**REQUEST**. Lay out everything from the start of the listing down through the line containing "187, 1043, 628]" as a Markdown table, leaving out any blank lines. Use a column named No. for the row number and a column named Entry for the line.

[Items from a data source]

_____

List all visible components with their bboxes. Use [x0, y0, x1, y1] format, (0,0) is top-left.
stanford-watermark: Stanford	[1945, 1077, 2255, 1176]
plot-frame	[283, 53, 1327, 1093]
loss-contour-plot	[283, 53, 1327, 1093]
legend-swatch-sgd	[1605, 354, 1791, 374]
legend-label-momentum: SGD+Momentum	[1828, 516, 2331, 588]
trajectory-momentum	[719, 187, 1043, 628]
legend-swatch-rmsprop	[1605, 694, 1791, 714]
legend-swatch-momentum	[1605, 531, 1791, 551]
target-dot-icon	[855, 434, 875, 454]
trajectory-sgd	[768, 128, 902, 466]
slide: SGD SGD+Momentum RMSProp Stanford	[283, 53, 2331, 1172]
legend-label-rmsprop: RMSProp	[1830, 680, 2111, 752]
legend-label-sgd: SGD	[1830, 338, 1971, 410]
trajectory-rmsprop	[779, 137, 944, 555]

_____

**FULL RESPONSE**.
| No. | Entry |
|---|---|
| 1 | List all visible components with their bboxes. Use [x0, y0, x1, y1] format, (0,0) is top-left. |
| 2 | stanford-watermark: Stanford	[1945, 1077, 2255, 1176] |
| 3 | plot-frame	[283, 53, 1327, 1093] |
| 4 | loss-contour-plot	[283, 53, 1327, 1093] |
| 5 | legend-swatch-sgd	[1605, 354, 1791, 374] |
| 6 | legend-label-momentum: SGD+Momentum	[1828, 516, 2331, 588] |
| 7 | trajectory-momentum	[719, 187, 1043, 628] |